_WHAT IS EXPECTED_
Report how many lines in the records below contain the word "БЫТОВАЯ". Give only the number.

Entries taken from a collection
----

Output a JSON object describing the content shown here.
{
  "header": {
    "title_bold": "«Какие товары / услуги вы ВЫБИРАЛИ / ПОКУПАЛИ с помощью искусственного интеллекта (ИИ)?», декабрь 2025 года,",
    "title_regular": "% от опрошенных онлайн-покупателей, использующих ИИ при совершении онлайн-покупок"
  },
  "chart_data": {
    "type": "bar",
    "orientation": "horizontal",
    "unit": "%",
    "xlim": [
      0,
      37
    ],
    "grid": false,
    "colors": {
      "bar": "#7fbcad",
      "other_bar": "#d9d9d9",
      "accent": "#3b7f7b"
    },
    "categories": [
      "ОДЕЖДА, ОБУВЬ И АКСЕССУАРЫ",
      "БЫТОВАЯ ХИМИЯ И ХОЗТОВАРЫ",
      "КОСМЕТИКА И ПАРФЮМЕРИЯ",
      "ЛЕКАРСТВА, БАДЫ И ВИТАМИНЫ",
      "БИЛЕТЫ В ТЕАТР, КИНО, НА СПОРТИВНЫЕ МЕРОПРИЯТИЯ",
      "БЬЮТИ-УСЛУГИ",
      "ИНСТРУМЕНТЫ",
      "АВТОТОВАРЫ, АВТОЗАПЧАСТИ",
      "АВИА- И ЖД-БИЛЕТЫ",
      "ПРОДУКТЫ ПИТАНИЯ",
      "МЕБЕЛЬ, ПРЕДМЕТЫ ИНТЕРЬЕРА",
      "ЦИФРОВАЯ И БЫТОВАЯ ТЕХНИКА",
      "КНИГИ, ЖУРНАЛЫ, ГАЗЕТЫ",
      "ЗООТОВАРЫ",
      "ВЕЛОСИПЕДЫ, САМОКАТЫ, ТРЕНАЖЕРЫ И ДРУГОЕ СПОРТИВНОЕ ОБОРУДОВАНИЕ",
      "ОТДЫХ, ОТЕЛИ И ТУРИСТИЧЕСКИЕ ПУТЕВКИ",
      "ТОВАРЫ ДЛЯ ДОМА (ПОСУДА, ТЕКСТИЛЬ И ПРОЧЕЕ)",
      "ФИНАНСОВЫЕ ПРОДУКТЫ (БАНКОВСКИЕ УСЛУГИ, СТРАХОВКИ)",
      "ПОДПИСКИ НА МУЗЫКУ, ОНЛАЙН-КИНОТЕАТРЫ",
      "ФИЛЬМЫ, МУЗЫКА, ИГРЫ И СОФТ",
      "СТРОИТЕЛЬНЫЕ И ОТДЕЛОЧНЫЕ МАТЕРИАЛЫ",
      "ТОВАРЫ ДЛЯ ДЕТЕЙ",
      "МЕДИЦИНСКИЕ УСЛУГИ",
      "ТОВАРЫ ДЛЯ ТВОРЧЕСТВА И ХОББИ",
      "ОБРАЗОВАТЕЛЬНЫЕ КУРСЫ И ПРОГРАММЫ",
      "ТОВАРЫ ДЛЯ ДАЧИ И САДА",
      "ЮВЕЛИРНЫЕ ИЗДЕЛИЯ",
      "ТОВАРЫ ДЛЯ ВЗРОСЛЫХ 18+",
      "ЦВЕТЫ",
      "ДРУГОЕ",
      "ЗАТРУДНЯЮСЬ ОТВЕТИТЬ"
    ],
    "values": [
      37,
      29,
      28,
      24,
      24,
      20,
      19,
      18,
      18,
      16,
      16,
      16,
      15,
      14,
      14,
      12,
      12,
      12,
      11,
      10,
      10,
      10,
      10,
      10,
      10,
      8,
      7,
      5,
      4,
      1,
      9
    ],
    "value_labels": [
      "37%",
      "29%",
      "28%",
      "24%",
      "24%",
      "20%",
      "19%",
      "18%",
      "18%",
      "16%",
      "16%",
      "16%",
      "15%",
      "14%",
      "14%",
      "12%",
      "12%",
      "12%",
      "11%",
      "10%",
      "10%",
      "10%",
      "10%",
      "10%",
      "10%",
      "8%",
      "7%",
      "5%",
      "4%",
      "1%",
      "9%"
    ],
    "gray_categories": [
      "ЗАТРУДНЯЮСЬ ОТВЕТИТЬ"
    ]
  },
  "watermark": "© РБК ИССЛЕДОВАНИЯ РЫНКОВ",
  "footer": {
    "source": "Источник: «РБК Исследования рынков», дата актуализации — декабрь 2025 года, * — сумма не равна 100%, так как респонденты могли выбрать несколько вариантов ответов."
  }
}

----

_FULL OUTPUT_
2